[Start MATERIAL FOR THE TASK]

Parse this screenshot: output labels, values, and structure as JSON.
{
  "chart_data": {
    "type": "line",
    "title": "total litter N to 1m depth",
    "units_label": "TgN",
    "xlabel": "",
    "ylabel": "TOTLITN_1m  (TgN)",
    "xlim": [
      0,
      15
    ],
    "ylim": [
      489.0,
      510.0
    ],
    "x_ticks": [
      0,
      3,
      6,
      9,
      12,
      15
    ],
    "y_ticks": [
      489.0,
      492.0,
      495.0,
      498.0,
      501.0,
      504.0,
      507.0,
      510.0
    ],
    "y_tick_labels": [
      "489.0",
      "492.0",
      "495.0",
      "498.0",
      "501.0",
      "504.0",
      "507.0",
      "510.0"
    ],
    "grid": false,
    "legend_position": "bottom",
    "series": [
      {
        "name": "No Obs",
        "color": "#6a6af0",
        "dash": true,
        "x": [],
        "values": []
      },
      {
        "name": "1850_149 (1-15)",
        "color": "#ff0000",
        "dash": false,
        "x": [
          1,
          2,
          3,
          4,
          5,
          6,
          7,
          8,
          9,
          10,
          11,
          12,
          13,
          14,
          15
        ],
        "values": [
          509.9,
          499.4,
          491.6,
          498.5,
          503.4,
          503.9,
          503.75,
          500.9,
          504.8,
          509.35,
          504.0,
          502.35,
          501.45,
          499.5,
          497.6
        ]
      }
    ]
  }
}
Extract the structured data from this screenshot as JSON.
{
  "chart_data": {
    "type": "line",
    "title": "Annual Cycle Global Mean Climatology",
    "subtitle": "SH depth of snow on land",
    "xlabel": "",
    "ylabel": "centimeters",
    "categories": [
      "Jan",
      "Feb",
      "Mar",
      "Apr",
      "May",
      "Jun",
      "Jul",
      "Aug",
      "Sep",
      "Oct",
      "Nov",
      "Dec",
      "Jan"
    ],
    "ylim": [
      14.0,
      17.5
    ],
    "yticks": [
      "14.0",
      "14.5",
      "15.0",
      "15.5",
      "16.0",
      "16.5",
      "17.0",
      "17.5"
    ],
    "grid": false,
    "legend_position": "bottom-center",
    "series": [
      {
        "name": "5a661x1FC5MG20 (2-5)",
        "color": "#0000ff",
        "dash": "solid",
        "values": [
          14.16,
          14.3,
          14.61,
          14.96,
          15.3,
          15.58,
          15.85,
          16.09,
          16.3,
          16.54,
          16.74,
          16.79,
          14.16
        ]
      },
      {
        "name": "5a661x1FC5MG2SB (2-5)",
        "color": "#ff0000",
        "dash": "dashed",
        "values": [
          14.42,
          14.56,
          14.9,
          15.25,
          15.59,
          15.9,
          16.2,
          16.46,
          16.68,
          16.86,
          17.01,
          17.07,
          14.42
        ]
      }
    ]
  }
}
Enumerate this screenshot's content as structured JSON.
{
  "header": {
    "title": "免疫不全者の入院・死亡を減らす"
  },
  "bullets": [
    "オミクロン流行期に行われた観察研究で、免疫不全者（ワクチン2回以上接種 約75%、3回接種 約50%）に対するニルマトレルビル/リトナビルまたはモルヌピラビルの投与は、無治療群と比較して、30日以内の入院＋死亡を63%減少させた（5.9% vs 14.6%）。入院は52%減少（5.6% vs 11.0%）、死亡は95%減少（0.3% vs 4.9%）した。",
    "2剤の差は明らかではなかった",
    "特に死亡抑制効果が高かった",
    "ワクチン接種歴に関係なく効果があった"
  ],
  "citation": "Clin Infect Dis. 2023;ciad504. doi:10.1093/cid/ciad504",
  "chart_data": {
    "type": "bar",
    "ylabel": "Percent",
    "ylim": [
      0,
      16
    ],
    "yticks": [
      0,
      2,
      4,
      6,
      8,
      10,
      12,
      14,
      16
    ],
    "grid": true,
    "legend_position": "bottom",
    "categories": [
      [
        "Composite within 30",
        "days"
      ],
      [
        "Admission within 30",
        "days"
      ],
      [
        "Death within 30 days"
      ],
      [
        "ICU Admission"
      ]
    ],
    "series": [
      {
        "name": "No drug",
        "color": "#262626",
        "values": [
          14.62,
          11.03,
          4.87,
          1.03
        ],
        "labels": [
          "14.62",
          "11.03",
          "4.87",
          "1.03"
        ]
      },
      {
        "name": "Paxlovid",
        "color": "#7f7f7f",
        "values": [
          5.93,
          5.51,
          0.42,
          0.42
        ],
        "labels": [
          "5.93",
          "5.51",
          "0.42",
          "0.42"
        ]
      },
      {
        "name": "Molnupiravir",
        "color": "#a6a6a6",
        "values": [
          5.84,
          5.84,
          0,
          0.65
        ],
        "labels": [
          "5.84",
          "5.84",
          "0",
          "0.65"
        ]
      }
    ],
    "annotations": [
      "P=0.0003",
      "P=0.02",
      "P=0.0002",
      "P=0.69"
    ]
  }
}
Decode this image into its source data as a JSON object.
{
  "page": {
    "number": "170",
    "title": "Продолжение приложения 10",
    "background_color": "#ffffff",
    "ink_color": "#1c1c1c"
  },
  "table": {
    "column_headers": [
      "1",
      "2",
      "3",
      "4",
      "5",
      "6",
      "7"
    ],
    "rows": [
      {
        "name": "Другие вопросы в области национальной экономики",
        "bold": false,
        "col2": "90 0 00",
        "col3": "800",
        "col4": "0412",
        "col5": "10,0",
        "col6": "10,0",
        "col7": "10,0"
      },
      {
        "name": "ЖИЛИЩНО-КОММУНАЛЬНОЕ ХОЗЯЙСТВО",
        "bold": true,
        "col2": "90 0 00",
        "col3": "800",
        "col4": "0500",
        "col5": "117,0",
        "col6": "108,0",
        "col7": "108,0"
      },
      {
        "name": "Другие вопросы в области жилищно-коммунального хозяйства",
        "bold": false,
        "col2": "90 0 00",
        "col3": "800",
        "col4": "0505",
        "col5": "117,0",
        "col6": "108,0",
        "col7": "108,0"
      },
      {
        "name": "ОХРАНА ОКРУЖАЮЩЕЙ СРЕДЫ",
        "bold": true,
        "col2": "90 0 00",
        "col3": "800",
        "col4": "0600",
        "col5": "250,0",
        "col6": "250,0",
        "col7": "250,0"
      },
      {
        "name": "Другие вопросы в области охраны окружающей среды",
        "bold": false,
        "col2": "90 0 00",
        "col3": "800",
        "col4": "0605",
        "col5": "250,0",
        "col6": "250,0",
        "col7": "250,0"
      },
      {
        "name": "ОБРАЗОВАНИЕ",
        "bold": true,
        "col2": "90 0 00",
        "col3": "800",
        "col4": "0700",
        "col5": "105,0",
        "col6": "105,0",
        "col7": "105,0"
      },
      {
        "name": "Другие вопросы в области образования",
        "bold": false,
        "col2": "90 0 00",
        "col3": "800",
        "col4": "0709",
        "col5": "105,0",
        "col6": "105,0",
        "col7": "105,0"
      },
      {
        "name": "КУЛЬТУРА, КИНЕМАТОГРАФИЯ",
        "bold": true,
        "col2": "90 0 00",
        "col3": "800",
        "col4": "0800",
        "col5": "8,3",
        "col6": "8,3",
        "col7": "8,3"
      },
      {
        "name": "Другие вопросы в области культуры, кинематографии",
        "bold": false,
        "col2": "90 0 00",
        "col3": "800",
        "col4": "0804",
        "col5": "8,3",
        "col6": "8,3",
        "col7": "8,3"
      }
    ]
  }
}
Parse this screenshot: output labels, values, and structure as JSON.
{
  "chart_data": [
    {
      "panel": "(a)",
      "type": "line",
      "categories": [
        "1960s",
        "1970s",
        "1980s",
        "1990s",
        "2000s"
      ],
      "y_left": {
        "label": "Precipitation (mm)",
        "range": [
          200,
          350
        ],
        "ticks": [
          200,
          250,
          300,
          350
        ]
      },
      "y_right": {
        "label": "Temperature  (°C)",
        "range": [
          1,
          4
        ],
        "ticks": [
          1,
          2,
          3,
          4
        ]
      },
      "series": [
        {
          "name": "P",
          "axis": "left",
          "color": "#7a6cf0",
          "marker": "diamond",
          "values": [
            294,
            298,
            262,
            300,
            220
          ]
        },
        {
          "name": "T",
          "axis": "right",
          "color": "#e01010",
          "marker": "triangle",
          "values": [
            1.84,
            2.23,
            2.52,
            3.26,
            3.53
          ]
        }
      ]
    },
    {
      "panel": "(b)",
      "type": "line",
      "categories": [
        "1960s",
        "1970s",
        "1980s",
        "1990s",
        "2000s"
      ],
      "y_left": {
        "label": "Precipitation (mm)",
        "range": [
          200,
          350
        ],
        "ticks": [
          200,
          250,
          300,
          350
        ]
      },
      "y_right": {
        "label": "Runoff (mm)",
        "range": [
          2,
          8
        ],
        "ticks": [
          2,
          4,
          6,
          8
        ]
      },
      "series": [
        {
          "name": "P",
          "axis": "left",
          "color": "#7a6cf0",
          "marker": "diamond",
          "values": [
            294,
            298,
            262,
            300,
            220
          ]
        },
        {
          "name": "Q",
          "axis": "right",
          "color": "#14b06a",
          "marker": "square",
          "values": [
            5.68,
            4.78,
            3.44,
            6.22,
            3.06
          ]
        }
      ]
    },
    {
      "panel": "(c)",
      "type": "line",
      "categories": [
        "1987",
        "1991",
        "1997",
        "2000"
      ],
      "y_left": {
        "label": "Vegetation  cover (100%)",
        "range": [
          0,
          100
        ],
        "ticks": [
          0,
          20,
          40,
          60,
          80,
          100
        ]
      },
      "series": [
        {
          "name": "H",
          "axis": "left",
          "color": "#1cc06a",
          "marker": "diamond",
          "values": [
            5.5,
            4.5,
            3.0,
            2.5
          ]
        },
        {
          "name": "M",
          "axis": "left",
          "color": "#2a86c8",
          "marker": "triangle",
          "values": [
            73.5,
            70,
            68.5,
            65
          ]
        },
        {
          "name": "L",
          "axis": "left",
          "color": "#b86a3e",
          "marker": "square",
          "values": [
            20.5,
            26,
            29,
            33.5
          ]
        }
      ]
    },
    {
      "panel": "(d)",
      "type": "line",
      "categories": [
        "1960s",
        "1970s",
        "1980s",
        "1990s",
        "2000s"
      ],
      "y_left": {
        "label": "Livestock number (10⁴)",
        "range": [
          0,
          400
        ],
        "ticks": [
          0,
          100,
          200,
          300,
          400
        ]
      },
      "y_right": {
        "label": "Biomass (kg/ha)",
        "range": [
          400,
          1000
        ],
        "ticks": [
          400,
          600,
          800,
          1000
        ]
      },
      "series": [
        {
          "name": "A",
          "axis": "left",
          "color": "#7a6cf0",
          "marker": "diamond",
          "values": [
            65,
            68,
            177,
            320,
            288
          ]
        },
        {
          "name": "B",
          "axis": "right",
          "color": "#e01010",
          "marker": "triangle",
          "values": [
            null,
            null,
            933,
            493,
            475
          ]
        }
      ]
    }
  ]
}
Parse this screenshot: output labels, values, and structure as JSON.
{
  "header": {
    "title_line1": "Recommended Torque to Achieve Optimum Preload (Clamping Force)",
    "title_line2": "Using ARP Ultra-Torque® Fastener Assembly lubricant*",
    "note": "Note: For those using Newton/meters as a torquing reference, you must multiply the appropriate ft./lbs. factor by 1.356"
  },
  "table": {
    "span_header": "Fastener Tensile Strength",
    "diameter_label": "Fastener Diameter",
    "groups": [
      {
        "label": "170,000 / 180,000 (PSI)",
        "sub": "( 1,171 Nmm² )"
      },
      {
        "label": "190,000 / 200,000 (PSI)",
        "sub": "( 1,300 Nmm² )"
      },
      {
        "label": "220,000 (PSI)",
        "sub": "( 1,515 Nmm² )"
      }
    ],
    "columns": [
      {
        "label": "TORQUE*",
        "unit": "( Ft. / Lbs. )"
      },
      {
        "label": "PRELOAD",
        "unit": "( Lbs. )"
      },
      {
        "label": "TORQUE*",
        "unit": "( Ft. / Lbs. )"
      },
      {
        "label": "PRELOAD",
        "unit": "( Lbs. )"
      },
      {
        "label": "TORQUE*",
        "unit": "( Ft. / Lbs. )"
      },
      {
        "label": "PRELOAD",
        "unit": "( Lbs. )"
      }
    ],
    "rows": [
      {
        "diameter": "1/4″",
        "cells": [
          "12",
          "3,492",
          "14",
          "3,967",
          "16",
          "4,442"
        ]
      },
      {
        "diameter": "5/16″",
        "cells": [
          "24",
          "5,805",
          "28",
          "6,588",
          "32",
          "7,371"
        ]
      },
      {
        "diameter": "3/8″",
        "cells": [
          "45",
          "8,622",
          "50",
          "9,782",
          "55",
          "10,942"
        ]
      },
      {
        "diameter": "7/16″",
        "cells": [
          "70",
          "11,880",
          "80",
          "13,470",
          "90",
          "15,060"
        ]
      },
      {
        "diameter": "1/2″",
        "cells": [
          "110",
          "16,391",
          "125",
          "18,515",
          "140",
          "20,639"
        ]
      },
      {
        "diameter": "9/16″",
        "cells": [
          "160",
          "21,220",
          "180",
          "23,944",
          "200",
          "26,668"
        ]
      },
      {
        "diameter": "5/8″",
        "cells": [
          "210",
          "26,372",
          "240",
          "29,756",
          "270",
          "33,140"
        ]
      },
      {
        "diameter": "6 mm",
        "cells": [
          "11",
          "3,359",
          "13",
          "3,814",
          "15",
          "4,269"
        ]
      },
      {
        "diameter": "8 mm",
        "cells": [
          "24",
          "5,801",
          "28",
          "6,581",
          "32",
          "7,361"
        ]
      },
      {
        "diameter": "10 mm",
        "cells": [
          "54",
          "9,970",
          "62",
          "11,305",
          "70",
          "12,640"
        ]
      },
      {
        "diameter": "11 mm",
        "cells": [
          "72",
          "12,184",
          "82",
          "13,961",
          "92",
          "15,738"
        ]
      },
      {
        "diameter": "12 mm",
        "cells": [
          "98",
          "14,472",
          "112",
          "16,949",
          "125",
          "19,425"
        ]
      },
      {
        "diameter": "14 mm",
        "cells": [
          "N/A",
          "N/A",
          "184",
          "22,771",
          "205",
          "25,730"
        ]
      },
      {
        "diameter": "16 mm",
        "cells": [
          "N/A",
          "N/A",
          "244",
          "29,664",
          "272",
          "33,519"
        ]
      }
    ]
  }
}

[End MATERIAL FOR THE TASK]

CHALLENGE
Identify the lines of the data that contain the word "Fastener". Copy each of them.

THE SOLUTION
    "title_line2": "Using ARP Ultra-Torque® Fastener Assembly lubricant*",
    "span_header": "Fastener Tensile Strength",
    "diameter_label": "Fastener Diameter",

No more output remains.